WHAT YOU WILL DO
Can you give all the records again without altering a single character?

RECORDS SUPPLIED
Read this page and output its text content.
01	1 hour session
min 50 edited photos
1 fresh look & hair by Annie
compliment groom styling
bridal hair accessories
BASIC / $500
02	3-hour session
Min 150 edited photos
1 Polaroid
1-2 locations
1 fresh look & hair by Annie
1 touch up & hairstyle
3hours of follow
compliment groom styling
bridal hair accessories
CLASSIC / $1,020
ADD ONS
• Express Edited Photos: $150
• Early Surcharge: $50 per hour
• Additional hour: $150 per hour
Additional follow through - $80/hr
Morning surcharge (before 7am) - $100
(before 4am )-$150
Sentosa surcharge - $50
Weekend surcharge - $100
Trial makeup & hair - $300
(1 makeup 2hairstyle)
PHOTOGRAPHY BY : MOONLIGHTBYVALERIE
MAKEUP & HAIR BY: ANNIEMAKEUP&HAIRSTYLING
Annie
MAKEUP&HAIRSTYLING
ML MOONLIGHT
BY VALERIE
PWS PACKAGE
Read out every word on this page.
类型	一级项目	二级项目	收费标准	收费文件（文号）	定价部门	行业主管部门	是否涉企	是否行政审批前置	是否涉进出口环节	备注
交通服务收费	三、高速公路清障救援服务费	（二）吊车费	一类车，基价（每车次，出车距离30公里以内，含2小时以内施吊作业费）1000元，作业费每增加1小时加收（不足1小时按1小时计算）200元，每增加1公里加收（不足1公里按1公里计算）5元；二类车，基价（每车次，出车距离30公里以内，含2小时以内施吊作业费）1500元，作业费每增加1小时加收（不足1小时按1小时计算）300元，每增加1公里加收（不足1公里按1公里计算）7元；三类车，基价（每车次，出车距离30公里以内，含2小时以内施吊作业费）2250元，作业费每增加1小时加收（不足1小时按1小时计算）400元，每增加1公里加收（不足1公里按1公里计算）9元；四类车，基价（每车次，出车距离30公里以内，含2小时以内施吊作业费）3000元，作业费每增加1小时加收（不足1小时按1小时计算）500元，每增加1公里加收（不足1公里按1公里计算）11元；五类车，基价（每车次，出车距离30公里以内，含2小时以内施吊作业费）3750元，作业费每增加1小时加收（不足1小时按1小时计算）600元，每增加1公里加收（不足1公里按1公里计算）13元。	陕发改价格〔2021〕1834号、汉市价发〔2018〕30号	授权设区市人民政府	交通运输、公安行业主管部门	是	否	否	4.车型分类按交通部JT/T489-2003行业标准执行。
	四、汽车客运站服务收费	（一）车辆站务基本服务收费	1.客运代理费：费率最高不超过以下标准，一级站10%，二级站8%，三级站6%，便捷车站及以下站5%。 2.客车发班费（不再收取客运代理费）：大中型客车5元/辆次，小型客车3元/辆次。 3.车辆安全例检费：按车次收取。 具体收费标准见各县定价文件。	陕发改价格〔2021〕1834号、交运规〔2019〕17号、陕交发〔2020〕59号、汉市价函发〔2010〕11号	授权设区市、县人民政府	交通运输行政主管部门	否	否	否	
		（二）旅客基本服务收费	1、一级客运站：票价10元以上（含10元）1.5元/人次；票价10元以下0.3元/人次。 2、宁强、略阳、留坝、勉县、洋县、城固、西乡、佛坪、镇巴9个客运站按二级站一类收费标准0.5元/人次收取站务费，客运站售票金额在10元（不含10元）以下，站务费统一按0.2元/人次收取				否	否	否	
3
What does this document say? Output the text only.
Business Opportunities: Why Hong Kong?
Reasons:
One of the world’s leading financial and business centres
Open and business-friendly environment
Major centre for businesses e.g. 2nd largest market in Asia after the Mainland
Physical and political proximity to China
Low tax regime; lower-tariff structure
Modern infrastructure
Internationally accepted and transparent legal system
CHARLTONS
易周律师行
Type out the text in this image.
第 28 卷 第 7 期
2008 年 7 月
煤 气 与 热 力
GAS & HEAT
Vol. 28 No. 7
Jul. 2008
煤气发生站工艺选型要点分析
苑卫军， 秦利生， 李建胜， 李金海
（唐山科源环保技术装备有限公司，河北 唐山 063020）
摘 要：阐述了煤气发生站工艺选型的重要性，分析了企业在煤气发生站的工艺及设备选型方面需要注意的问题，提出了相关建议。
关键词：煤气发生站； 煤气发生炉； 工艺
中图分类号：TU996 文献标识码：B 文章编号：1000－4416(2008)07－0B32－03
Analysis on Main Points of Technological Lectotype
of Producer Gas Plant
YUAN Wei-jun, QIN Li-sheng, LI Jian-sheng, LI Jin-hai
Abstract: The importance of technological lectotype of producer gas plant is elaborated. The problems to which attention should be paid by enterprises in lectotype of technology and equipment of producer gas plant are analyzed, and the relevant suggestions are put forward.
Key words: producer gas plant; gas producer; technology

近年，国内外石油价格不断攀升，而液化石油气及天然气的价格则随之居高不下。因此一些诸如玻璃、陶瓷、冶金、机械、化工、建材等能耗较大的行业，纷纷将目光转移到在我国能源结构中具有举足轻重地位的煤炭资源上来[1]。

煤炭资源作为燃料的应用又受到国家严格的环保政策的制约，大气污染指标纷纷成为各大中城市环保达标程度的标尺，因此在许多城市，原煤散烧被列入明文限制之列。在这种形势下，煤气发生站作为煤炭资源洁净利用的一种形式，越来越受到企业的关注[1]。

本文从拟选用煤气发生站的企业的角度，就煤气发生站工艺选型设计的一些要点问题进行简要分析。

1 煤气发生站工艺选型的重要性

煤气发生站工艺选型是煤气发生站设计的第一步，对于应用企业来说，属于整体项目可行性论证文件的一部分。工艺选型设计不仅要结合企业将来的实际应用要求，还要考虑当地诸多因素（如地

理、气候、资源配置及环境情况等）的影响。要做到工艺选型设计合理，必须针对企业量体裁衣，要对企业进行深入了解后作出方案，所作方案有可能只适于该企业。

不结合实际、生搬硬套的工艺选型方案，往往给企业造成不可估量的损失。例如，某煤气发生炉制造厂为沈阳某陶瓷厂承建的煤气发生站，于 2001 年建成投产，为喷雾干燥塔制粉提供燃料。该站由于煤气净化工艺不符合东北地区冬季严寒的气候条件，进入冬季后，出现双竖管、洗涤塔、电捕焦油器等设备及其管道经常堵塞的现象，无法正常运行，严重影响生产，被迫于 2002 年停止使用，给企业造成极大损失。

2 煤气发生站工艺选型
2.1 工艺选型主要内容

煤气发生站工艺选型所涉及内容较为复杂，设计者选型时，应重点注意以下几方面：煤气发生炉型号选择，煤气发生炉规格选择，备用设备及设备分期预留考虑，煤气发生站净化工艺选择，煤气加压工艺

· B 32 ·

SOLUTION
Read this page and output its text content.
01	1 hour session
min 50 edited photos
1 fresh look & hair by Annie
compliment groom styling
bridal hair accessories
BASIC / $500
02	3-hour session
Min 150 edited photos
1 Polaroid
1-2 locations
1 fresh look & hair by Annie
1 touch up & hairstyle
3hours of follow
compliment groom styling
bridal hair accessories
CLASSIC / $1,020
ADD ONS
• Express Edited Photos: $150
• Early Surcharge: $50 per hour
• Additional hour: $150 per hour
Additional follow through - $80/hr
Morning surcharge (before 7am) - $100
(before 4am )-$150
Sentosa surcharge - $50
Weekend surcharge - $100
Trial makeup & hair - $300
(1 makeup 2hairstyle)
PHOTOGRAPHY BY : MOONLIGHTBYVALERIE
MAKEUP & HAIR BY: ANNIEMAKEUP&HAIRSTYLING
Annie
MAKEUP&HAIRSTYLING
ML MOONLIGHT
BY VALERIE
PWS PACKAGE
Read out every word on this page.
类型	一级项目	二级项目	收费标准	收费文件（文号）	定价部门	行业主管部门	是否涉企	是否行政审批前置	是否涉进出口环节	备注
交通服务收费	三、高速公路清障救援服务费	（二）吊车费	一类车，基价（每车次，出车距离30公里以内，含2小时以内施吊作业费）1000元，作业费每增加1小时加收（不足1小时按1小时计算）200元，每增加1公里加收（不足1公里按1公里计算）5元；二类车，基价（每车次，出车距离30公里以内，含2小时以内施吊作业费）1500元，作业费每增加1小时加收（不足1小时按1小时计算）300元，每增加1公里加收（不足1公里按1公里计算）7元；三类车，基价（每车次，出车距离30公里以内，含2小时以内施吊作业费）2250元，作业费每增加1小时加收（不足1小时按1小时计算）400元，每增加1公里加收（不足1公里按1公里计算）9元；四类车，基价（每车次，出车距离30公里以内，含2小时以内施吊作业费）3000元，作业费每增加1小时加收（不足1小时按1小时计算）500元，每增加1公里加收（不足1公里按1公里计算）11元；五类车，基价（每车次，出车距离30公里以内，含2小时以内施吊作业费）3750元，作业费每增加1小时加收（不足1小时按1小时计算）600元，每增加1公里加收（不足1公里按1公里计算）13元。	陕发改价格〔2021〕1834号、汉市价发〔2018〕30号	授权设区市人民政府	交通运输、公安行业主管部门	是	否	否	4.车型分类按交通部JT/T489-2003行业标准执行。
	四、汽车客运站服务收费	（一）车辆站务基本服务收费	1.客运代理费：费率最高不超过以下标准，一级站10%，二级站8%，三级站6%，便捷车站及以下站5%。 2.客车发班费（不再收取客运代理费）：大中型客车5元/辆次，小型客车3元/辆次。 3.车辆安全例检费：按车次收取。 具体收费标准见各县定价文件。	陕发改价格〔2021〕1834号、交运规〔2019〕17号、陕交发〔2020〕59号、汉市价函发〔2010〕11号	授权设区市、县人民政府	交通运输行政主管部门	否	否	否	
		（二）旅客基本服务收费	1、一级客运站：票价10元以上（含10元）1.5元/人次；票价10元以下0.3元/人次。 2、宁强、略阳、留坝、勉县、洋县、城固、西乡、佛坪、镇巴9个客运站按二级站一类收费标准0.5元/人次收取站务费，客运站售票金额在10元（不含10元）以下，站务费统一按0.2元/人次收取				否	否	否	
3
What does this document say? Output the text only.
Business Opportunities: Why Hong Kong?
Reasons:
One of the world’s leading financial and business centres
Open and business-friendly environment
Major centre for businesses e.g. 2nd largest market in Asia after the Mainland
Physical and political proximity to China
Low tax regime; lower-tariff structure
Modern infrastructure
Internationally accepted and transparent legal system
CHARLTONS
易周律师行
Type out the text in this image.
第 28 卷 第 7 期
2008 年 7 月
煤 气 与 热 力
GAS & HEAT
Vol. 28 No. 7
Jul. 2008
煤气发生站工艺选型要点分析
苑卫军， 秦利生， 李建胜， 李金海
（唐山科源环保技术装备有限公司，河北 唐山 063020）
摘 要：阐述了煤气发生站工艺选型的重要性，分析了企业在煤气发生站的工艺及设备选型方面需要注意的问题，提出了相关建议。
关键词：煤气发生站； 煤气发生炉； 工艺
中图分类号：TU996 文献标识码：B 文章编号：1000－4416(2008)07－0B32－03
Analysis on Main Points of Technological Lectotype
of Producer Gas Plant
YUAN Wei-jun, QIN Li-sheng, LI Jian-sheng, LI Jin-hai
Abstract: The importance of technological lectotype of producer gas plant is elaborated. The problems to which attention should be paid by enterprises in lectotype of technology and equipment of producer gas plant are analyzed, and the relevant suggestions are put forward.
Key words: producer gas plant; gas producer; technology

近年，国内外石油价格不断攀升，而液化石油气及天然气的价格则随之居高不下。因此一些诸如玻璃、陶瓷、冶金、机械、化工、建材等能耗较大的行业，纷纷将目光转移到在我国能源结构中具有举足轻重地位的煤炭资源上来[1]。

煤炭资源作为燃料的应用又受到国家严格的环保政策的制约，大气污染指标纷纷成为各大中城市环保达标程度的标尺，因此在许多城市，原煤散烧被列入明文限制之列。在这种形势下，煤气发生站作为煤炭资源洁净利用的一种形式，越来越受到企业的关注[1]。

本文从拟选用煤气发生站的企业的角度，就煤气发生站工艺选型设计的一些要点问题进行简要分析。

1 煤气发生站工艺选型的重要性

煤气发生站工艺选型是煤气发生站设计的第一步，对于应用企业来说，属于整体项目可行性论证文件的一部分。工艺选型设计不仅要结合企业将来的实际应用要求，还要考虑当地诸多因素（如地

理、气候、资源配置及环境情况等）的影响。要做到工艺选型设计合理，必须针对企业量体裁衣，要对企业进行深入了解后作出方案，所作方案有可能只适于该企业。

不结合实际、生搬硬套的工艺选型方案，往往给企业造成不可估量的损失。例如，某煤气发生炉制造厂为沈阳某陶瓷厂承建的煤气发生站，于 2001 年建成投产，为喷雾干燥塔制粉提供燃料。该站由于煤气净化工艺不符合东北地区冬季严寒的气候条件，进入冬季后，出现双竖管、洗涤塔、电捕焦油器等设备及其管道经常堵塞的现象，无法正常运行，严重影响生产，被迫于 2002 年停止使用，给企业造成极大损失。

2 煤气发生站工艺选型
2.1 工艺选型主要内容

煤气发生站工艺选型所涉及内容较为复杂，设计者选型时，应重点注意以下几方面：煤气发生炉型号选择，煤气发生炉规格选择，备用设备及设备分期预留考虑，煤气发生站净化工艺选择，煤气加压工艺

· B 32 ·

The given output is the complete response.